--- Problem ---
Would you write out the entries below, every one of them, exactly?

--- Exercise inputs ---
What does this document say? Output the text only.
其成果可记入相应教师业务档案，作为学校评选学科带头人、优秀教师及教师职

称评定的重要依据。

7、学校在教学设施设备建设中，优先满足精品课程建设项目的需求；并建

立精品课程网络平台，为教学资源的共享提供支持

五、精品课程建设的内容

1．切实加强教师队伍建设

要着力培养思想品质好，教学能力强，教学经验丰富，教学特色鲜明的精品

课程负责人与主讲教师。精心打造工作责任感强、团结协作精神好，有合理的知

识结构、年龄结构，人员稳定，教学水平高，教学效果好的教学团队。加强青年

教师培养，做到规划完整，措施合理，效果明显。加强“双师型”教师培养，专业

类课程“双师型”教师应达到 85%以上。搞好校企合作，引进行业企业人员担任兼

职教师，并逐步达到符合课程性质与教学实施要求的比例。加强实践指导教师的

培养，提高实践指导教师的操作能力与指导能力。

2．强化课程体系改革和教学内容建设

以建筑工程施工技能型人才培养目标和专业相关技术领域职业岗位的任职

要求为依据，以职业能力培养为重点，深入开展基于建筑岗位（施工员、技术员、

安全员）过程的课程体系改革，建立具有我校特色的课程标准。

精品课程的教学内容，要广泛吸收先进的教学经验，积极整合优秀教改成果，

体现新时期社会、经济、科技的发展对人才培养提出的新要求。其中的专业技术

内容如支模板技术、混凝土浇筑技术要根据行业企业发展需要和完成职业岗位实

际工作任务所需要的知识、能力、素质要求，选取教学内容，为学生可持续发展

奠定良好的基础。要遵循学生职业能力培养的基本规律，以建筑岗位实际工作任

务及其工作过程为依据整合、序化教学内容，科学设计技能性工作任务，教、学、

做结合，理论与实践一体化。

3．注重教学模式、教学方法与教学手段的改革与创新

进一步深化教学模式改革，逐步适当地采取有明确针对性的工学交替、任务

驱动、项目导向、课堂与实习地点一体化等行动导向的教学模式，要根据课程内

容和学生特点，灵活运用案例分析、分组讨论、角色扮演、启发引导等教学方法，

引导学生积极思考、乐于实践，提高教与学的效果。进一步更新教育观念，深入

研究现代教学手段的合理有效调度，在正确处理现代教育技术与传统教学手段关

--- Exercise output ---
What does this document say? Output the text only.
其成果可记入相应教师业务档案，作为学校评选学科带头人、优秀教师及教师职

称评定的重要依据。

7、学校在教学设施设备建设中，优先满足精品课程建设项目的需求；并建

立精品课程网络平台，为教学资源的共享提供支持

五、精品课程建设的内容

1．切实加强教师队伍建设

要着力培养思想品质好，教学能力强，教学经验丰富，教学特色鲜明的精品

课程负责人与主讲教师。精心打造工作责任感强、团结协作精神好，有合理的知

识结构、年龄结构，人员稳定，教学水平高，教学效果好的教学团队。加强青年

教师培养，做到规划完整，措施合理，效果明显。加强“双师型”教师培养，专业

类课程“双师型”教师应达到 85%以上。搞好校企合作，引进行业企业人员担任兼

职教师，并逐步达到符合课程性质与教学实施要求的比例。加强实践指导教师的

培养，提高实践指导教师的操作能力与指导能力。

2．强化课程体系改革和教学内容建设

以建筑工程施工技能型人才培养目标和专业相关技术领域职业岗位的任职

要求为依据，以职业能力培养为重点，深入开展基于建筑岗位（施工员、技术员、

安全员）过程的课程体系改革，建立具有我校特色的课程标准。

精品课程的教学内容，要广泛吸收先进的教学经验，积极整合优秀教改成果，

体现新时期社会、经济、科技的发展对人才培养提出的新要求。其中的专业技术

内容如支模板技术、混凝土浇筑技术要根据行业企业发展需要和完成职业岗位实

际工作任务所需要的知识、能力、素质要求，选取教学内容，为学生可持续发展

奠定良好的基础。要遵循学生职业能力培养的基本规律，以建筑岗位实际工作任

务及其工作过程为依据整合、序化教学内容，科学设计技能性工作任务，教、学、

做结合，理论与实践一体化。

3．注重教学模式、教学方法与教学手段的改革与创新

进一步深化教学模式改革，逐步适当地采取有明确针对性的工学交替、任务

驱动、项目导向、课堂与实习地点一体化等行动导向的教学模式，要根据课程内

容和学生特点，灵活运用案例分析、分组讨论、角色扮演、启发引导等教学方法，

引导学生积极思考、乐于实践，提高教与学的效果。进一步更新教育观念，深入

研究现代教学手段的合理有效调度，在正确处理现代教育技术与传统教学手段关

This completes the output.